** Start DATA **
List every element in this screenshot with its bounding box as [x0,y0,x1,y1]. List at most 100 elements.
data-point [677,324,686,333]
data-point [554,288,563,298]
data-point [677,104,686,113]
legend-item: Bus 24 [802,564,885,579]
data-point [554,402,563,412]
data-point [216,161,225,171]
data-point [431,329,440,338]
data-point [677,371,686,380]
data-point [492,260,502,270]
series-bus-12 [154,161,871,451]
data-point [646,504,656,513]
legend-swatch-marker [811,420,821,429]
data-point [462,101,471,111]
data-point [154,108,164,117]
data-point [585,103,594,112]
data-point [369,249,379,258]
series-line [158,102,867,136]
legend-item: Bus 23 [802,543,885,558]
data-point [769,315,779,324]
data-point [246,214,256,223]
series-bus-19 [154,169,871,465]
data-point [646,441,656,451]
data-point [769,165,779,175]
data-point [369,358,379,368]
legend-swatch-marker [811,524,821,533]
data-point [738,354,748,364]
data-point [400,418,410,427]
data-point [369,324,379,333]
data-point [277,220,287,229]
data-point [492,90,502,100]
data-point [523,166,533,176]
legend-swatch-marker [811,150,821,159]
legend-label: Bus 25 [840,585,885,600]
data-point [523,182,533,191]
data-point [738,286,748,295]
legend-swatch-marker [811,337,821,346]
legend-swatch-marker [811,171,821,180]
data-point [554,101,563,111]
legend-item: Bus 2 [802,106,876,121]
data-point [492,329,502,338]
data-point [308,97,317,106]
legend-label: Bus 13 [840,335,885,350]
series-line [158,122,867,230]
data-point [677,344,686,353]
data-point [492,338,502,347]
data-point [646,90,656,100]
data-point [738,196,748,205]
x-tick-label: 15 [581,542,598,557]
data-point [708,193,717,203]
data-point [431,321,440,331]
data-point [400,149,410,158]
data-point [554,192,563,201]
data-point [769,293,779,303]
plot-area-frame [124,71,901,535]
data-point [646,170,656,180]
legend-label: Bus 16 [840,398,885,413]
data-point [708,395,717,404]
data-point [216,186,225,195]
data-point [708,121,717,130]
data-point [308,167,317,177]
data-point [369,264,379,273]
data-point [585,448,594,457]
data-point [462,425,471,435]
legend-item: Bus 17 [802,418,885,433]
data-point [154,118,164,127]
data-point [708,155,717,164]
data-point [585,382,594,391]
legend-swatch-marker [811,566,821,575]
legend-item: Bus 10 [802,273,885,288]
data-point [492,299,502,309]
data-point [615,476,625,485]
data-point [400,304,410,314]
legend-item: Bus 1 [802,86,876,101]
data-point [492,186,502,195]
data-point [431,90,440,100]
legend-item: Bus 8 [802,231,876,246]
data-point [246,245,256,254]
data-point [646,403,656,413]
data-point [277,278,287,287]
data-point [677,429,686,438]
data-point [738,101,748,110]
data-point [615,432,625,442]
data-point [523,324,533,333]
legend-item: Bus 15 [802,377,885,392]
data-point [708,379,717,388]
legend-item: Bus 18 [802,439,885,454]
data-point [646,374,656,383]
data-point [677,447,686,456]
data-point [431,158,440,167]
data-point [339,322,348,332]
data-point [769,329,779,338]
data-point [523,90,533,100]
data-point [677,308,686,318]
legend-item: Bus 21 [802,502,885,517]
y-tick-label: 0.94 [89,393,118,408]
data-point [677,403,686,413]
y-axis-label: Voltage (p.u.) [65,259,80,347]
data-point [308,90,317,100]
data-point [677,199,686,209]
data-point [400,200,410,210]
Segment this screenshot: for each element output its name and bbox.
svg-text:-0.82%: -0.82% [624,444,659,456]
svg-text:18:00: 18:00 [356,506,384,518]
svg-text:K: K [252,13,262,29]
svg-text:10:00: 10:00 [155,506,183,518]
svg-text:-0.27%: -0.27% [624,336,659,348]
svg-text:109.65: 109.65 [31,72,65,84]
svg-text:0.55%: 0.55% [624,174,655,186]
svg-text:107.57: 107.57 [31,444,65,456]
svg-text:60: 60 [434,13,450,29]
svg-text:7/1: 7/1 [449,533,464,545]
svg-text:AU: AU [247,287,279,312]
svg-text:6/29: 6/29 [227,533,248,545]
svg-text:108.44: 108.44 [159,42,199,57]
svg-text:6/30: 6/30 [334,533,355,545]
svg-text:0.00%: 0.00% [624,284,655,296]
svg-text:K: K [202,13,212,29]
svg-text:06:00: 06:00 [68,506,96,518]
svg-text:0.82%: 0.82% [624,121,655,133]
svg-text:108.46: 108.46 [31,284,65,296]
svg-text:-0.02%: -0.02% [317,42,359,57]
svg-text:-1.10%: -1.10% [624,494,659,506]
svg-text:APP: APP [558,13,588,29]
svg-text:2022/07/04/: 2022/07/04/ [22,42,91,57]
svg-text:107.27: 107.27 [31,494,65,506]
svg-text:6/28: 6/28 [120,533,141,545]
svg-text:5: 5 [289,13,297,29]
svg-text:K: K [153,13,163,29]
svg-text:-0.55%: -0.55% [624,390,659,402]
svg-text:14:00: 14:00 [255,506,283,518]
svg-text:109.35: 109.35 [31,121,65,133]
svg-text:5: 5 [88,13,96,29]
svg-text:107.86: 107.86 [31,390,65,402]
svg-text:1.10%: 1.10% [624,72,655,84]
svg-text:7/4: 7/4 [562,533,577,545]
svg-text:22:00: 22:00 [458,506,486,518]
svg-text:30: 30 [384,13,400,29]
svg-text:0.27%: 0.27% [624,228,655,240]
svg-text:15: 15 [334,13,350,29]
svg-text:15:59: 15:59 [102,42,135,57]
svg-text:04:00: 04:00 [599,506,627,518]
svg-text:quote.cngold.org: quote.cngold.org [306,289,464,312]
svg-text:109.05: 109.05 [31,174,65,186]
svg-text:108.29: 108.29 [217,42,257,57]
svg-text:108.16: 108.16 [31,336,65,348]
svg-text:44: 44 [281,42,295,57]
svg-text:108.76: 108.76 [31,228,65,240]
** End DATA **
Output every line of the rows above as a JSON list of strings, one string per line, omitting blank lines.

* _COMPLETE ANSWER_:
[
  "List every element in this screenshot with its bounding box as [x0,y0,x1,y1]. List at most 100 elements.",
  "data-point [677,324,686,333]",
  "data-point [554,288,563,298]",
  "data-point [677,104,686,113]",
  "legend-item: Bus 24 [802,564,885,579]",
  "data-point [554,402,563,412]",
  "data-point [216,161,225,171]",
  "data-point [431,329,440,338]",
  "data-point [677,371,686,380]",
  "data-point [492,260,502,270]",
  "series-bus-12 [154,161,871,451]",
  "data-point [646,504,656,513]",
  "legend-swatch-marker [811,420,821,429]",
  "data-point [462,101,471,111]",
  "data-point [154,108,164,117]",
  "data-point [585,103,594,112]",
  "data-point [369,249,379,258]",
  "series-line [158,102,867,136]",
  "legend-item: Bus 23 [802,543,885,558]",
  "data-point [769,315,779,324]",
  "data-point [246,214,256,223]",
  "series-bus-19 [154,169,871,465]",
  "data-point [646,441,656,451]",
  "data-point [769,165,779,175]",
  "data-point [369,358,379,368]",
  "legend-swatch-marker [811,524,821,533]",
  "data-point [738,354,748,364]",
  "data-point [400,418,410,427]",
  "data-point [369,324,379,333]",
  "data-point [277,220,287,229]",
  "data-point [492,90,502,100]",
  "data-point [523,166,533,176]",
  "legend-swatch-marker [811,150,821,159]",
  "legend-label: Bus 25 [840,585,885,600]",
  "data-point [523,182,533,191]",
  "data-point [738,286,748,295]",
  "legend-swatch-marker [811,337,821,346]",
  "legend-swatch-marker [811,171,821,180]",
  "data-point [554,101,563,111]",
  "legend-item: Bus 2 [802,106,876,121]",
  "data-point [492,329,502,338]",
  "data-point [308,97,317,106]",
  "legend-label: Bus 13 [840,335,885,350]",
  "series-line [158,122,867,230]",
  "data-point [677,344,686,353]",
  "data-point [492,338,502,347]",
  "data-point [646,90,656,100]",
  "data-point [738,196,748,205]",
  "x-tick-label: 15 [581,542,598,557]",
  "data-point [708,193,717,203]",
  "data-point [431,321,440,331]",
  "data-point [400,149,410,158]",
  "data-point [554,192,563,201]",
  "data-point [769,293,779,303]",
  "plot-area-frame [124,71,901,535]",
  "data-point [646,170,656,180]",
  "legend-label: Bus 16 [840,398,885,413]",
  "data-point [708,395,717,404]",
  "data-point [216,186,225,195]",
  "data-point [708,121,717,130]",
  "data-point [308,167,317,177]",
  "data-point [369,264,379,273]",
  "data-point [585,448,594,457]",
  "data-point [462,425,471,435]",
  "legend-item: Bus 17 [802,418,885,433]",
  "data-point [154,118,164,127]",
  "data-point [708,155,717,164]",
  "data-point [585,382,594,391]",
  "legend-swatch-marker [811,566,821,575]",
  "legend-item: Bus 10 [802,273,885,288]",
  "data-point [492,299,502,309]",
  "data-point [615,476,625,485]",
  "data-point [400,304,410,314]",
  "legend-item: Bus 1 [802,86,876,101]",
  "data-point [492,186,502,195]",
  "data-point [431,90,440,100]",
  "legend-item: Bus 8 [802,231,876,246]",
  "data-point [246,245,256,254]",
  "data-point [646,403,656,413]",
  "data-point [277,278,287,287]",
  "data-point [677,429,686,438]",
  "data-point [738,101,748,110]",
  "data-point [615,432,625,442]",
  "data-point [523,324,533,333]",
  "legend-item: Bus 15 [802,377,885,392]",
  "data-point [708,379,717,388]",
  "legend-item: Bus 18 [802,439,885,454]",
  "data-point [646,374,656,383]",
  "data-point [677,447,686,456]",
  "data-point [431,158,440,167]",
  "data-point [339,322,348,332]",
  "data-point [769,329,779,338]",
  "data-point [523,90,533,100]",
  "data-point [677,308,686,318]",
  "legend-item: Bus 21 [802,502,885,517]",
  "y-tick-label: 0.94 [89,393,118,408]",
  "data-point [677,403,686,413]",
  "y-axis-label: Voltage (p.u.) [65,259,80,347]",
  "data-point [308,90,317,100]",
  "data-point [677,199,686,209]",
  "data-point [400,200,410,210]",
  "Segment this screenshot: for each element output its name and bbox.",
  "svg-text:-0.82%: -0.82% [624,444,659,456]",
  "svg-text:18:00: 18:00 [356,506,384,518]",
  "svg-text:K: K [252,13,262,29]",
  "svg-text:10:00: 10:00 [155,506,183,518]",
  "svg-text:-0.27%: -0.27% [624,336,659,348]",
  "svg-text:109.65: 109.65 [31,72,65,84]",
  "svg-text:0.55%: 0.55% [624,174,655,186]",
  "svg-text:107.57: 107.57 [31,444,65,456]",
  "svg-text:60: 60 [434,13,450,29]",
  "svg-text:7/1: 7/1 [449,533,464,545]",
  "svg-text:AU: AU [247,287,279,312]",
  "svg-text:6/29: 6/29 [227,533,248,545]",
  "svg-text:108.44: 108.44 [159,42,199,57]",
  "svg-text:6/30: 6/30 [334,533,355,545]",
  "svg-text:0.00%: 0.00% [624,284,655,296]",
  "svg-text:K: K [202,13,212,29]",
  "svg-text:06:00: 06:00 [68,506,96,518]",
  "svg-text:0.82%: 0.82% [624,121,655,133]",
  "svg-text:108.46: 108.46 [31,284,65,296]",
  "svg-text:-0.02%: -0.02% [317,42,359,57]",
  "svg-text:-1.10%: -1.10% [624,494,659,506]",
  "svg-text:APP: APP [558,13,588,29]",
  "svg-text:2022/07/04/: 2022/07/04/ [22,42,91,57]",
  "svg-text:107.27: 107.27 [31,494,65,506]",
  "svg-text:6/28: 6/28 [120,533,141,545]",
  "svg-text:5: 5 [289,13,297,29]",
  "svg-text:K: K [153,13,163,29]",
  "svg-text:-0.55%: -0.55% [624,390,659,402]",
  "svg-text:14:00: 14:00 [255,506,283,518]",
  "svg-text:109.35: 109.35 [31,121,65,133]",
  "svg-text:5: 5 [88,13,96,29]",
  "svg-text:107.86: 107.86 [31,390,65,402]",
  "svg-text:1.10%: 1.10% [624,72,655,84]",
  "svg-text:7/4: 7/4 [562,533,577,545]",
  "svg-text:22:00: 22:00 [458,506,486,518]",
  "svg-text:30: 30 [384,13,400,29]",
  "svg-text:0.27%: 0.27% [624,228,655,240]",
  "svg-text:15: 15 [334,13,350,29]",
  "svg-text:15:59: 15:59 [102,42,135,57]",
  "svg-text:04:00: 04:00 [599,506,627,518]",
  "svg-text:quote.cngold.org: quote.cngold.org [306,289,464,312]",
  "svg-text:109.05: 109.05 [31,174,65,186]",
  "svg-text:108.29: 108.29 [217,42,257,57]",
  "svg-text:108.16: 108.16 [31,336,65,348]",
  "svg-text:44: 44 [281,42,295,57]",
  "svg-text:108.76: 108.76 [31,228,65,240]"
]